⟨

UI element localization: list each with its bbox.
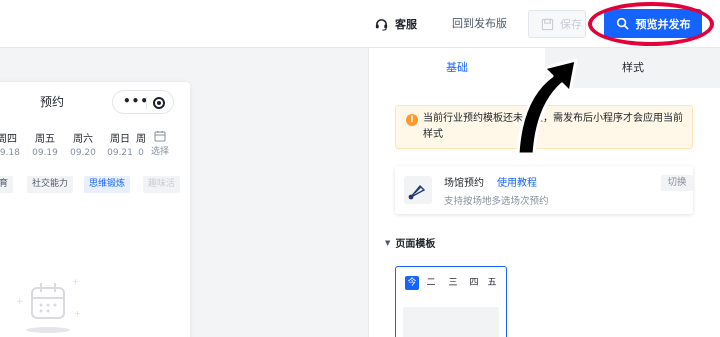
- day-item[interactable]: 周四 09.18: [0, 130, 24, 158]
- template-weekday: 今: [405, 276, 419, 290]
- tutorial-link[interactable]: 使用教程: [497, 174, 537, 189]
- page-template-section-header[interactable]: ▼ 页面模板: [385, 235, 436, 251]
- switch-template-button[interactable]: 切换: [661, 175, 693, 191]
- day-date: 09.20: [70, 148, 96, 158]
- revert-to-published-link[interactable]: 回到发布版: [452, 15, 507, 31]
- day-name: 周六: [73, 134, 93, 145]
- tab-style[interactable]: 样式: [545, 48, 720, 88]
- svg-text:+: +: [74, 309, 81, 318]
- day-item[interactable]: 周日 09.21: [103, 130, 137, 158]
- close-target-icon[interactable]: [153, 97, 165, 109]
- empty-state-calendar-icon: + + +: [16, 277, 81, 333]
- day-name: 周五: [35, 134, 55, 145]
- badminton-icon: [404, 176, 432, 204]
- template-weekday: 五: [487, 278, 497, 288]
- warning-icon: !: [406, 114, 418, 126]
- notice-text: 当前行业预约模板还未生效，需发布后小程序才会应用当前样式: [423, 113, 683, 140]
- day-date: 0: [138, 148, 144, 158]
- day-name: 周: [136, 134, 146, 145]
- save-label: 保存: [560, 18, 582, 31]
- calendar-icon: [154, 131, 166, 142]
- day-date: 09.21: [107, 148, 133, 158]
- page-template-option[interactable]: 今 二 三 四 五: [395, 266, 507, 337]
- day-item[interactable]: 周六 09.20: [66, 130, 100, 158]
- preview-publish-button[interactable]: 预览并发布: [604, 9, 702, 38]
- search-icon: [616, 17, 628, 30]
- date-picker-button[interactable]: 选择: [148, 130, 172, 157]
- template-weekday: 三: [448, 278, 458, 288]
- section-title: 页面模板: [395, 239, 436, 250]
- day-item[interactable]: 周 0: [135, 130, 147, 158]
- save-icon: [541, 18, 554, 30]
- top-bar: 客服 回到发布版 保存 预览并发布: [0, 0, 720, 48]
- settings-panel: 基础 样式 ! 当前行业预约模板还未生效，需发布后小程序才会应用当前样式 场馆预…: [368, 48, 720, 337]
- capsule-divider: [146, 97, 147, 109]
- venue-booking-desc: 支持按场地多选场次预约: [444, 196, 549, 207]
- day-date: 09.18: [0, 148, 20, 158]
- day-name: 周日: [110, 134, 130, 145]
- mini-program-capsule[interactable]: •••: [112, 90, 174, 114]
- panel-tabs: 基础 样式: [369, 48, 720, 88]
- venue-booking-title: 场馆预约: [444, 178, 484, 189]
- industry-template-card: 场馆预约 使用教程 支持按场地多选场次预约 切换: [395, 166, 693, 214]
- phone-page-title: 预约: [40, 95, 65, 109]
- save-button[interactable]: 保存: [528, 10, 586, 38]
- category-tag-active[interactable]: 思维锻炼: [84, 176, 131, 193]
- tab-basic[interactable]: 基础: [369, 48, 545, 88]
- template-weekday: 四: [469, 278, 479, 288]
- category-tag[interactable]: 育: [0, 176, 14, 193]
- category-tag[interactable]: 趣味活: [143, 176, 181, 193]
- customer-service-label: 客服: [395, 18, 417, 31]
- template-preview-body: [403, 307, 499, 337]
- svg-text:+: +: [16, 297, 24, 307]
- template-weekday: 二: [426, 278, 436, 288]
- day-date: 09.19: [32, 148, 58, 158]
- phone-preview: 预约 ••• 周四 09.18 周五 09.19 周六 09.20 周日 09.…: [0, 82, 190, 337]
- date-picker-label: 选择: [150, 147, 169, 157]
- headset-icon: [375, 18, 388, 31]
- svg-text:+: +: [72, 277, 79, 286]
- category-tabs: 育 社交能力 思维锻炼 趣味活: [0, 176, 190, 194]
- template-notice: ! 当前行业预约模板还未生效，需发布后小程序才会应用当前样式: [395, 105, 693, 149]
- caret-down-icon: ▼: [385, 238, 391, 247]
- day-name: 周四: [0, 134, 17, 145]
- customer-service-button[interactable]: 客服: [374, 14, 417, 34]
- day-item[interactable]: 周五 09.19: [28, 130, 62, 158]
- preview-publish-label: 预览并发布: [635, 17, 691, 31]
- category-tag[interactable]: 社交能力: [27, 176, 74, 193]
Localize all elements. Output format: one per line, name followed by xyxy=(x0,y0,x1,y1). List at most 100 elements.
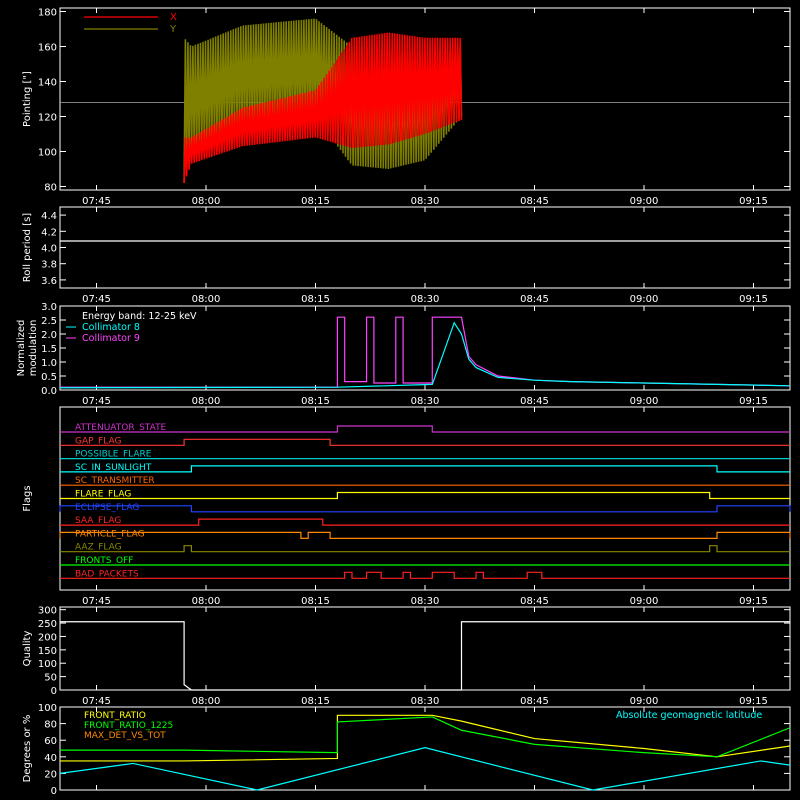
y-tick-label: 0.5 xyxy=(41,372,57,383)
y-tick-label: 1.5 xyxy=(41,344,57,355)
flag-label: SC_IN_SUNLIGHT xyxy=(75,463,152,473)
y-tick-label: 100 xyxy=(38,659,57,670)
y-tick-label: 300 xyxy=(38,606,57,617)
modulation-series-collimator-8 xyxy=(59,321,791,389)
flag-trace-gap_flag xyxy=(60,438,790,446)
flag-trace-bad_packets xyxy=(60,571,790,579)
y-tick-label: 100 xyxy=(38,148,57,159)
flag-label: PARTICLE_FLAG xyxy=(75,529,145,539)
ratio-legend-label: FRONT_RATIO_1225 xyxy=(84,721,173,731)
panel-ylabel: Pointing ["] xyxy=(22,71,33,127)
y-tick-label: 180 xyxy=(38,8,57,19)
time-tick-label: 08:15 xyxy=(301,396,330,407)
time-tick-label: 08:30 xyxy=(411,596,440,607)
y-tick-label: 0 xyxy=(51,786,57,797)
time-tick-label: 08:00 xyxy=(192,696,221,707)
flag-label: ECLIPSE_FLAG xyxy=(75,503,139,513)
flag-trace-sc_in_sunlight xyxy=(60,465,790,473)
time-tick-label: 08:45 xyxy=(520,396,549,407)
y-tick-label: 0 xyxy=(51,686,57,697)
time-tick-label: 09:00 xyxy=(630,196,659,207)
panel-4-frame xyxy=(59,606,791,691)
ratio-legend-label: MAX_DET_VS_TOT xyxy=(84,731,166,741)
time-tick-label: 09:00 xyxy=(630,596,659,607)
y-tick-label: 3.0 xyxy=(41,302,57,313)
time-tick-label: 07:45 xyxy=(82,696,111,707)
y-tick-label: 4.0 xyxy=(41,244,57,255)
panel-ylabel: Degrees or % xyxy=(22,715,33,783)
y-tick-label: 120 xyxy=(38,113,57,124)
legend-label: X xyxy=(170,12,177,23)
y-tick-label: 160 xyxy=(38,43,57,54)
flag-label: FLARE_FLAG xyxy=(75,490,131,500)
time-tick-label: 08:15 xyxy=(301,196,330,207)
time-tick-label: 07:45 xyxy=(82,596,111,607)
time-tick-label: 07:45 xyxy=(82,196,111,207)
time-tick-label: 09:00 xyxy=(630,396,659,407)
flag-label: SC_TRANSMITTER xyxy=(75,476,155,486)
panel-ylabel-line2: modulation xyxy=(28,320,39,377)
flag-label: BAD_PACKETS xyxy=(75,569,139,579)
panel-ylabel: Flags xyxy=(22,485,33,511)
y-tick-label: 100 xyxy=(38,703,57,714)
y-tick-label: 150 xyxy=(38,646,57,657)
flag-trace-particle_flag xyxy=(59,531,791,539)
y-tick-label: 80 xyxy=(44,720,57,731)
flag-label: ATTENUATOR_STATE xyxy=(75,423,167,433)
y-tick-label: 4.2 xyxy=(41,227,57,238)
y-tick-label: 1.0 xyxy=(41,358,57,369)
y-tick-label: 60 xyxy=(44,736,57,747)
y-tick-label: 50 xyxy=(44,673,57,684)
time-tick-label: 09:00 xyxy=(630,696,659,707)
flag-trace-attenuator_state xyxy=(60,425,790,433)
flag-trace-aaz_flag xyxy=(60,545,790,553)
flag-label: POSSIBLE_FLARE xyxy=(75,450,152,460)
panel-1-frame xyxy=(59,206,791,289)
time-tick-label: 08:00 xyxy=(192,294,221,305)
time-tick-label: 09:00 xyxy=(630,294,659,305)
panel-ylabel-line1: Normalized xyxy=(16,320,27,377)
modulation-legend-label: Collimator 8 xyxy=(82,322,140,333)
flag-label: SAA_FLAG xyxy=(75,516,121,526)
flag-label: AAZ_FLAG xyxy=(75,543,122,553)
flag-label: FRONTS_OFF xyxy=(75,556,133,566)
time-tick-label: 08:45 xyxy=(520,596,549,607)
panel-ylabel: Quality xyxy=(22,631,33,667)
figure-canvas: 07:45 08:00 08:15 08:30 08:45 09:00 09:15 07:45… xyxy=(16,7,791,797)
y-tick-label: 250 xyxy=(38,619,57,630)
time-tick-label: 08:15 xyxy=(301,596,330,607)
time-tick-label: 08:15 xyxy=(301,696,330,707)
y-tick-label: 3.8 xyxy=(41,260,57,271)
y-tick-label: 20 xyxy=(44,769,57,780)
flag-trace-flare_flag xyxy=(60,491,790,500)
y-tick-label: 80 xyxy=(44,183,57,194)
panel-ylabel: Roll period [s] xyxy=(22,213,33,282)
modulation-legend-label: Energy band: 12-25 keV xyxy=(82,311,197,322)
time-tick-label: 08:30 xyxy=(411,696,440,707)
ratio-series-absolute-geomagnetic-latitude xyxy=(59,747,791,791)
y-tick-label: 0.0 xyxy=(41,386,57,397)
y-tick-label: 3.6 xyxy=(41,276,57,287)
time-tick-label: 08:30 xyxy=(411,396,440,407)
time-tick-label: 08:15 xyxy=(301,294,330,305)
time-tick-label: 09:15 xyxy=(739,596,768,607)
time-tick-label: 08:45 xyxy=(520,696,549,707)
time-tick-label: 08:00 xyxy=(192,596,221,607)
time-tick-label: 08:30 xyxy=(411,196,440,207)
time-tick-label: 08:45 xyxy=(520,196,549,207)
time-tick-label: 09:15 xyxy=(739,396,768,407)
time-tick-label: 07:45 xyxy=(82,396,111,407)
legend-label: Y xyxy=(169,24,177,35)
y-tick-label: 200 xyxy=(38,632,57,643)
quality-series xyxy=(60,621,790,691)
modulation-series-collimator-9 xyxy=(60,316,791,388)
flag-trace-eclipse_flag xyxy=(59,505,791,513)
time-tick-label: 08:00 xyxy=(192,396,221,407)
y-tick-label: 2.5 xyxy=(41,316,57,327)
y-tick-label: 140 xyxy=(38,78,57,89)
time-tick-label: 09:15 xyxy=(739,196,768,207)
geomagnetic-latitude-label: Absolute geomagnetic latitude xyxy=(616,710,762,721)
time-tick-label: 08:45 xyxy=(520,294,549,305)
y-tick-label: 4.4 xyxy=(41,211,57,222)
rhessi-quicklook-figure: 07:45 08:00 08:15 08:30 08:45 09:00 09:15 07:45… xyxy=(0,0,800,800)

⟩

▶ [Your task] Transcribe the records word for word, starting at the line containing "y-tick-label: 0.5 xyxy=(41,372,57,383)" and ending at the line containing "y-tick-label: 0 xyxy=(51,686,57,697)", with both of those lines included.

▶ [Output for this exercise]
y-tick-label: 0.5 xyxy=(41,372,57,383)
y-tick-label: 1.5 xyxy=(41,344,57,355)
flag-label: SC_IN_SUNLIGHT xyxy=(75,463,152,473)
y-tick-label: 100 xyxy=(38,659,57,670)
y-tick-label: 300 xyxy=(38,606,57,617)
modulation-series-collimator-8 xyxy=(59,321,791,389)
flag-trace-gap_flag xyxy=(60,438,790,446)
flag-trace-bad_packets xyxy=(60,571,790,579)
y-tick-label: 100 xyxy=(38,148,57,159)
flag-label: PARTICLE_FLAG xyxy=(75,529,145,539)
ratio-legend-label: FRONT_RATIO_1225 xyxy=(84,721,173,731)
panel-ylabel: Pointing ["] xyxy=(22,71,33,127)
y-tick-label: 180 xyxy=(38,8,57,19)
time-tick-label: 08:15 xyxy=(301,396,330,407)
time-tick-label: 08:30 xyxy=(411,596,440,607)
y-tick-label: 0 xyxy=(51,786,57,797)
time-tick-label: 08:00 xyxy=(192,696,221,707)
flag-label: ECLIPSE_FLAG xyxy=(75,503,139,513)
flag-trace-sc_in_sunlight xyxy=(60,465,790,473)
time-tick-label: 08:45 xyxy=(520,396,549,407)
y-tick-label: 0 xyxy=(51,686,57,697)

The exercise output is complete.